Requirements: Each entry needs to be restated exactly as written.

Data shown:
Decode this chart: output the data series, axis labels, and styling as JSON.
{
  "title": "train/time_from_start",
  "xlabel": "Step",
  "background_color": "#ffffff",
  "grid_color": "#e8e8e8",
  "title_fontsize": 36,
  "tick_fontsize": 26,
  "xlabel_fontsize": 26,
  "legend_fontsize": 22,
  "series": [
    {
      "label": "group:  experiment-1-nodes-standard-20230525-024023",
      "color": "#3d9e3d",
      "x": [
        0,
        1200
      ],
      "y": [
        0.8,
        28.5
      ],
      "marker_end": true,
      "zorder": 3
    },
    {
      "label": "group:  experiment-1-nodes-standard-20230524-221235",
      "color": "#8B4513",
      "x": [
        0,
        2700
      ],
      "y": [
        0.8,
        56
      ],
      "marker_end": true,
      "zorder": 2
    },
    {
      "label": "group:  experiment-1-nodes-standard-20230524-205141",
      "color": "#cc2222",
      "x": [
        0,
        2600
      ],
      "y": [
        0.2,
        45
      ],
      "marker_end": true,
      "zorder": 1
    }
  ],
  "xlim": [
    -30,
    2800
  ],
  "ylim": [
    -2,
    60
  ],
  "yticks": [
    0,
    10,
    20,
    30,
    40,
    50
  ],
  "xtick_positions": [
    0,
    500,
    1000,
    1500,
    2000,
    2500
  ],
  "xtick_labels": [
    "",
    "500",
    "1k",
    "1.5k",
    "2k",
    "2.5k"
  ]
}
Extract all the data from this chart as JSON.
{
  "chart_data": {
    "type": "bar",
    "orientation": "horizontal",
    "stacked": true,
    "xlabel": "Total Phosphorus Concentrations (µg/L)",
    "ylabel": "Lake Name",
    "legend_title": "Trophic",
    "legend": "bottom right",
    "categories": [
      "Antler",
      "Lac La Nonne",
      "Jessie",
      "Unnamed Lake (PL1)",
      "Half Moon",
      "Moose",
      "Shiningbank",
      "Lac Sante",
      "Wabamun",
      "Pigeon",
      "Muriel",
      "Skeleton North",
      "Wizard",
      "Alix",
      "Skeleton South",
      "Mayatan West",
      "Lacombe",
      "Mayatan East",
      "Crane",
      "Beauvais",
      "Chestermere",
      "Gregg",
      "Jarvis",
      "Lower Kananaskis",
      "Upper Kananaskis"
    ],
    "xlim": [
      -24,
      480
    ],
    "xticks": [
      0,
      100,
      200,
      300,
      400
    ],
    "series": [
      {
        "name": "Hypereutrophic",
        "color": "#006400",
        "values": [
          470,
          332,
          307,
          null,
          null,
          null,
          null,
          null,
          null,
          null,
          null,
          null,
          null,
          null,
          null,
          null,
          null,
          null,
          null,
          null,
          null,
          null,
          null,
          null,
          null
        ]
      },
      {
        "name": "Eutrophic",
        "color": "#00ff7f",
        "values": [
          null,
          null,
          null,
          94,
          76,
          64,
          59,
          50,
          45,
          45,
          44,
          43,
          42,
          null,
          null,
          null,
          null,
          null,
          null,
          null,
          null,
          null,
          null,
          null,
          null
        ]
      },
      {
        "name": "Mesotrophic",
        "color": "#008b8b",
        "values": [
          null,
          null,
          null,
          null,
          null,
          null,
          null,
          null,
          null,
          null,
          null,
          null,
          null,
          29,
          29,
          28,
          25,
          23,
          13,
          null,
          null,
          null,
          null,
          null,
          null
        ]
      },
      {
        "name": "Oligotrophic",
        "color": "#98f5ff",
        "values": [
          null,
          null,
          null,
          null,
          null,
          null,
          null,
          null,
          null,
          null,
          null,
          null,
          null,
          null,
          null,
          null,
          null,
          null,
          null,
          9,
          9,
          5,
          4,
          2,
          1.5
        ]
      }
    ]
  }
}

Response:
Decode this chart: output the data series, axis labels, and styling as JSON.
{
  "title": "train/time_from_start",
  "xlabel": "Step",
  "background_color": "#ffffff",
  "grid_color": "#e8e8e8",
  "title_fontsize": 36,
  "tick_fontsize": 26,
  "xlabel_fontsize": 26,
  "legend_fontsize": 22,
  "series": [
    {
      "label": "group:  experiment-1-nodes-standard-20230525-024023",
      "color": "#3d9e3d",
      "x": [
        0,
        1200
      ],
      "y": [
        0.8,
        28.5
      ],
      "marker_end": true,
      "zorder": 3
    },
    {
      "label": "group:  experiment-1-nodes-standard-20230524-221235",
      "color": "#8B4513",
      "x": [
        0,
        2700
      ],
      "y": [
        0.8,
        56
      ],
      "marker_end": true,
      "zorder": 2
    },
    {
      "label": "group:  experiment-1-nodes-standard-20230524-205141",
      "color": "#cc2222",
      "x": [
        0,
        2600
      ],
      "y": [
        0.2,
        45
      ],
      "marker_end": true,
      "zorder": 1
    }
  ],
  "xlim": [
    -30,
    2800
  ],
  "ylim": [
    -2,
    60
  ],
  "yticks": [
    0,
    10,
    20,
    30,
    40,
    50
  ],
  "xtick_positions": [
    0,
    500,
    1000,
    1500,
    2000,
    2500
  ],
  "xtick_labels": [
    "",
    "500",
    "1k",
    "1.5k",
    "2k",
    "2.5k"
  ]
}
Extract all the data from this chart as JSON.
{
  "chart_data": {
    "type": "bar",
    "orientation": "horizontal",
    "stacked": true,
    "xlabel": "Total Phosphorus Concentrations (µg/L)",
    "ylabel": "Lake Name",
    "legend_title": "Trophic",
    "legend": "bottom right",
    "categories": [
      "Antler",
      "Lac La Nonne",
      "Jessie",
      "Unnamed Lake (PL1)",
      "Half Moon",
      "Moose",
      "Shiningbank",
      "Lac Sante",
      "Wabamun",
      "Pigeon",
      "Muriel",
      "Skeleton North",
      "Wizard",
      "Alix",
      "Skeleton South",
      "Mayatan West",
      "Lacombe",
      "Mayatan East",
      "Crane",
      "Beauvais",
      "Chestermere",
      "Gregg",
      "Jarvis",
      "Lower Kananaskis",
      "Upper Kananaskis"
    ],
    "xlim": [
      -24,
      480
    ],
    "xticks": [
      0,
      100,
      200,
      300,
      400
    ],
    "series": [
      {
        "name": "Hypereutrophic",
        "color": "#006400",
        "values": [
          470,
          332,
          307,
          null,
          null,
          null,
          null,
          null,
          null,
          null,
          null,
          null,
          null,
          null,
          null,
          null,
          null,
          null,
          null,
          null,
          null,
          null,
          null,
          null,
          null
        ]
      },
      {
        "name": "Eutrophic",
        "color": "#00ff7f",
        "values": [
          null,
          null,
          null,
          94,
          76,
          64,
          59,
          50,
          45,
          45,
          44,
          43,
          42,
          null,
          null,
          null,
          null,
          null,
          null,
          null,
          null,
          null,
          null,
          null,
          null
        ]
      },
      {
        "name": "Mesotrophic",
        "color": "#008b8b",
        "values": [
          null,
          null,
          null,
          null,
          null,
          null,
          null,
          null,
          null,
          null,
          null,
          null,
          null,
          29,
          29,
          28,
          25,
          23,
          13,
          null,
          null,
          null,
          null,
          null,
          null
        ]
      },
      {
        "name": "Oligotrophic",
        "color": "#98f5ff",
        "values": [
          null,
          null,
          null,
          null,
          null,
          null,
          null,
          null,
          null,
          null,
          null,
          null,
          null,
          null,
          null,
          null,
          null,
          null,
          null,
          9,
          9,
          5,
          4,
          2,
          1.5
        ]
      }
    ]
  }
}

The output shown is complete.